## EXERCISE TASK
Where does the string "page" appear? Copy every line of the entries below that holds it.

## MATERIAL SUPPLIED
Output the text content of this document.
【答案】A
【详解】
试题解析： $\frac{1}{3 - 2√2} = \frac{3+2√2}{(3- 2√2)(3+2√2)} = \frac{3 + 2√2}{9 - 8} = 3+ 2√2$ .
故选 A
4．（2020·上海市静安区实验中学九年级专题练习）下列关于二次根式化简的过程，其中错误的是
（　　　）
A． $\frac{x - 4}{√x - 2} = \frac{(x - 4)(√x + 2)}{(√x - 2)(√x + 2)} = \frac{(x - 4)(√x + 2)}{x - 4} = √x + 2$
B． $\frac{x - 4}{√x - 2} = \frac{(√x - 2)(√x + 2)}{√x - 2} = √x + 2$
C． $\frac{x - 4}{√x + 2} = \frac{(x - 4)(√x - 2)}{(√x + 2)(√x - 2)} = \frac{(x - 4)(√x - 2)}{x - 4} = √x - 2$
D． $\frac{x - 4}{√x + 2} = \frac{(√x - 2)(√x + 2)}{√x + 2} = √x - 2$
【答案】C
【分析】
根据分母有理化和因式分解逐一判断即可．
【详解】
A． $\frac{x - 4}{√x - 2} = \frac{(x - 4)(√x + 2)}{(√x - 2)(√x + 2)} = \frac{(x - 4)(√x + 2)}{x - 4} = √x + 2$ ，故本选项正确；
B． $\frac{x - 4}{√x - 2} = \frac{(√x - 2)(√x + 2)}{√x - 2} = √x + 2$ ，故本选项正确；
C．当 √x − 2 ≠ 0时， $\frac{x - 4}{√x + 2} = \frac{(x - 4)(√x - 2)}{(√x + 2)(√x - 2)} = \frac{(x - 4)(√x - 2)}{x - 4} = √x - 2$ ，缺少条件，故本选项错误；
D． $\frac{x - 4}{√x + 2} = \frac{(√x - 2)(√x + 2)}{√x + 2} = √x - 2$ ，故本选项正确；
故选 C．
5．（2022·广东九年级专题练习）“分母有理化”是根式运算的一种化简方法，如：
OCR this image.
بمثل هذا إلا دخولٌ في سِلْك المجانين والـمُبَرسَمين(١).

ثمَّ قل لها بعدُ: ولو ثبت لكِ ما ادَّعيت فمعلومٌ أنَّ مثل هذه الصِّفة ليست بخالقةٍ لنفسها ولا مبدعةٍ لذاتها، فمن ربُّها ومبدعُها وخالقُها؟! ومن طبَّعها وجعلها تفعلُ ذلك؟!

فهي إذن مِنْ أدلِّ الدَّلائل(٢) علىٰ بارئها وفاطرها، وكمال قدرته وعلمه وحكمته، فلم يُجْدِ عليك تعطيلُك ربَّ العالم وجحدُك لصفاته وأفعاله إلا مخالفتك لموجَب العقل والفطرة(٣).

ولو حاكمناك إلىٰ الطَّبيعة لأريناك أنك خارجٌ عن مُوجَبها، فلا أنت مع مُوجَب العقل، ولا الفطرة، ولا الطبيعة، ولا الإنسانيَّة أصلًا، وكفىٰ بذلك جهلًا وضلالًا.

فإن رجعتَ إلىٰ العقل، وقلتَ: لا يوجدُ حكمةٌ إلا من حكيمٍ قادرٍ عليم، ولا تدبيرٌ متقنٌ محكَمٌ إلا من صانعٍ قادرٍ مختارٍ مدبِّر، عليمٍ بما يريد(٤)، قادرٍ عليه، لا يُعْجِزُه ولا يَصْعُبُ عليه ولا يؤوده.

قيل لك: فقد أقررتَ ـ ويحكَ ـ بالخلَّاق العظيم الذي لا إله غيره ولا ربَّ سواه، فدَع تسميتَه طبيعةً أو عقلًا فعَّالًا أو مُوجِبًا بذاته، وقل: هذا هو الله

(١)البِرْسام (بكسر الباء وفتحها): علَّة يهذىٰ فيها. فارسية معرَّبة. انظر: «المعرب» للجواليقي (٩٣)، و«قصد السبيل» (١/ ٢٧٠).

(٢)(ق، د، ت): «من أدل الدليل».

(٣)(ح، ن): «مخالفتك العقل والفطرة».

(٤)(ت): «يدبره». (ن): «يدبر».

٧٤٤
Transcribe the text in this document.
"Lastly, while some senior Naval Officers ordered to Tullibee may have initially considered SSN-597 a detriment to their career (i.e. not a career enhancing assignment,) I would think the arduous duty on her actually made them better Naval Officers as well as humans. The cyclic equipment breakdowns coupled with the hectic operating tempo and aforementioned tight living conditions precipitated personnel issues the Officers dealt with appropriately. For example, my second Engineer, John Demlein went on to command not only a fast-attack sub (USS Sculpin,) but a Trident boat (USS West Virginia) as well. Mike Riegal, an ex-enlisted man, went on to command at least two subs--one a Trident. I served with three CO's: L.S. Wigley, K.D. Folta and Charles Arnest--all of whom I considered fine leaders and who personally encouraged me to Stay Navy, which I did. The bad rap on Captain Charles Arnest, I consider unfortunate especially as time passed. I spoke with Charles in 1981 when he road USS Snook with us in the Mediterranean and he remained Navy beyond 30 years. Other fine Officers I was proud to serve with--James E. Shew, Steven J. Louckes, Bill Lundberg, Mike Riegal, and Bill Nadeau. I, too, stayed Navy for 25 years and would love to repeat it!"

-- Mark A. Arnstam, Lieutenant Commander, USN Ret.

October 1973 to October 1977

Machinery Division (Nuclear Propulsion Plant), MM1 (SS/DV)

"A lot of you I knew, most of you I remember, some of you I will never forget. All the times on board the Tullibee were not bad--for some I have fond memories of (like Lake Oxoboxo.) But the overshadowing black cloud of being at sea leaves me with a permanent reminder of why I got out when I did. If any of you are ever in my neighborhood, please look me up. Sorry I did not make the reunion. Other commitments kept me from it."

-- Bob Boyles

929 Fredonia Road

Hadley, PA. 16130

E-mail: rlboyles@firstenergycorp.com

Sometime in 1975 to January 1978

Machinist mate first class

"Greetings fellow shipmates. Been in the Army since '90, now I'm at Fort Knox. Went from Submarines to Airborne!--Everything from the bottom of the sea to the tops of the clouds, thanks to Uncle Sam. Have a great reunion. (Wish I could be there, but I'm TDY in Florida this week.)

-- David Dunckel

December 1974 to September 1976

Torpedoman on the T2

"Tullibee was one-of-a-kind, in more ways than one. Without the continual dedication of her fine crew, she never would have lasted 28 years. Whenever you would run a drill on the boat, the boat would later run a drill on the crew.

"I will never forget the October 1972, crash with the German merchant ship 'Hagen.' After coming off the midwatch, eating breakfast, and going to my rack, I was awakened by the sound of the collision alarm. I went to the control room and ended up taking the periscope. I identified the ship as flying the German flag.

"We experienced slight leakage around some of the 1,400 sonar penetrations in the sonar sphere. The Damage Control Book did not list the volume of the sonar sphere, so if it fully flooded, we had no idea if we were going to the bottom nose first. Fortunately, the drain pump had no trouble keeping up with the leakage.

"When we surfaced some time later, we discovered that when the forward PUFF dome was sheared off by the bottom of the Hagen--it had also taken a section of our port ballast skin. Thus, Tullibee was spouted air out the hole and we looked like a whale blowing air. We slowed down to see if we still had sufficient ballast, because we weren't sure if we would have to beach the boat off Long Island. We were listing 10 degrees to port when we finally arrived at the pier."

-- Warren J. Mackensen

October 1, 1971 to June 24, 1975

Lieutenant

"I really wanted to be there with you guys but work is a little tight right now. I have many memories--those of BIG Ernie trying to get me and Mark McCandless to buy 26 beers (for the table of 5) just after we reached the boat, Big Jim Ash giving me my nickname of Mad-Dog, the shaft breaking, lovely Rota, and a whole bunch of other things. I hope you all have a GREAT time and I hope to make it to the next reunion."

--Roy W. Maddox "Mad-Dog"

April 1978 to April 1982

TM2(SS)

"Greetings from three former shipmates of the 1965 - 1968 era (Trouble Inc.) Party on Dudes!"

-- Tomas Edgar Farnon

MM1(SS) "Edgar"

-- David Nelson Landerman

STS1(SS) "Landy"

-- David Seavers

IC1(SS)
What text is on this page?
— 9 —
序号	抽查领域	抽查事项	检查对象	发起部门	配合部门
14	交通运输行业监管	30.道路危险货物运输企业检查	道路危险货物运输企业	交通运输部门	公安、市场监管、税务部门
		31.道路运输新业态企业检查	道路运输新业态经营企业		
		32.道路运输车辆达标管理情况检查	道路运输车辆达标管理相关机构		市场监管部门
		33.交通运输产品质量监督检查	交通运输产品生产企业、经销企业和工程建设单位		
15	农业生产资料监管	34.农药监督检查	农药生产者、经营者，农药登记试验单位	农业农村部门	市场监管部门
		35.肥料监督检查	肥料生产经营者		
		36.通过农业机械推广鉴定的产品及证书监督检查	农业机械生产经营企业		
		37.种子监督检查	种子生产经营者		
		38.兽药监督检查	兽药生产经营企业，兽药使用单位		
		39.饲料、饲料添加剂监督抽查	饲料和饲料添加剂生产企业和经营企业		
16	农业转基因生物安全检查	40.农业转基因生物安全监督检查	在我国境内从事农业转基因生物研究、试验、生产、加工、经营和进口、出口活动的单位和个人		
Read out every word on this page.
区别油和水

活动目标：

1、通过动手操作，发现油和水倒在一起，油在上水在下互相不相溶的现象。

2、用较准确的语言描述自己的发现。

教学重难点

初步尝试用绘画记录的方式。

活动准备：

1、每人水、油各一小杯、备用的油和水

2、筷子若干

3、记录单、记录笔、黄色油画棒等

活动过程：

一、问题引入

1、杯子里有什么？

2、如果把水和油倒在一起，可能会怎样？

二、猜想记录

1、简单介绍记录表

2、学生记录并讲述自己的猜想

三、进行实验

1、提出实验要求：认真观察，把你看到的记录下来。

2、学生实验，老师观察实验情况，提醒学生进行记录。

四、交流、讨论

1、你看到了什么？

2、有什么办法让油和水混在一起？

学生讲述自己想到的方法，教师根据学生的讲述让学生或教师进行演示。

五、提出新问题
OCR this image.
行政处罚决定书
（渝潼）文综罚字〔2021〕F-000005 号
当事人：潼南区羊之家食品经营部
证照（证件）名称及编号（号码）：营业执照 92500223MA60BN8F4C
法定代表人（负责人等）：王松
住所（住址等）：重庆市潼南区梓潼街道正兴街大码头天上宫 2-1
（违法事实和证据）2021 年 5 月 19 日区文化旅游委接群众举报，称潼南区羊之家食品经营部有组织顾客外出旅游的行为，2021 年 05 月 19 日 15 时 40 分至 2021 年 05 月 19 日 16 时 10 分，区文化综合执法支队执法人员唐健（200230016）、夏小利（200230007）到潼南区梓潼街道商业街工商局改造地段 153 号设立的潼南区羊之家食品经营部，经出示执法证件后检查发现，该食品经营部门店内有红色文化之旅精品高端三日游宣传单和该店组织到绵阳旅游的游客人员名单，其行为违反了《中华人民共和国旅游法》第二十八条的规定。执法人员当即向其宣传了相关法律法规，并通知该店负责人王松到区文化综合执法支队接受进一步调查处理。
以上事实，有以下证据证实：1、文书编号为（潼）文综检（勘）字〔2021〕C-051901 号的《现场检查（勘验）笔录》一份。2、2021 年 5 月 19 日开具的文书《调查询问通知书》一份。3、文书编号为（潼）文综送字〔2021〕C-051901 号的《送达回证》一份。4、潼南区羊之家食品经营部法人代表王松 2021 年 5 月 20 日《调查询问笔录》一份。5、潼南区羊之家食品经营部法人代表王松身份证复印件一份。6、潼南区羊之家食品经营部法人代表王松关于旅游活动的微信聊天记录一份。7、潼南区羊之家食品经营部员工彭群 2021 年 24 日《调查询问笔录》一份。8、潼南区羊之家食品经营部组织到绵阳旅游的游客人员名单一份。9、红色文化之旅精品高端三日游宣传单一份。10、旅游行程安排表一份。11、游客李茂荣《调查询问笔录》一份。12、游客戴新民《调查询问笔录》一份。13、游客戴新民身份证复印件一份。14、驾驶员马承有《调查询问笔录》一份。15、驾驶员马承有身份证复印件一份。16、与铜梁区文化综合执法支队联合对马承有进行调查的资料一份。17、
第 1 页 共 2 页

## EXERCISE SOLUTION
What text is on this page?
Read out every word on this page.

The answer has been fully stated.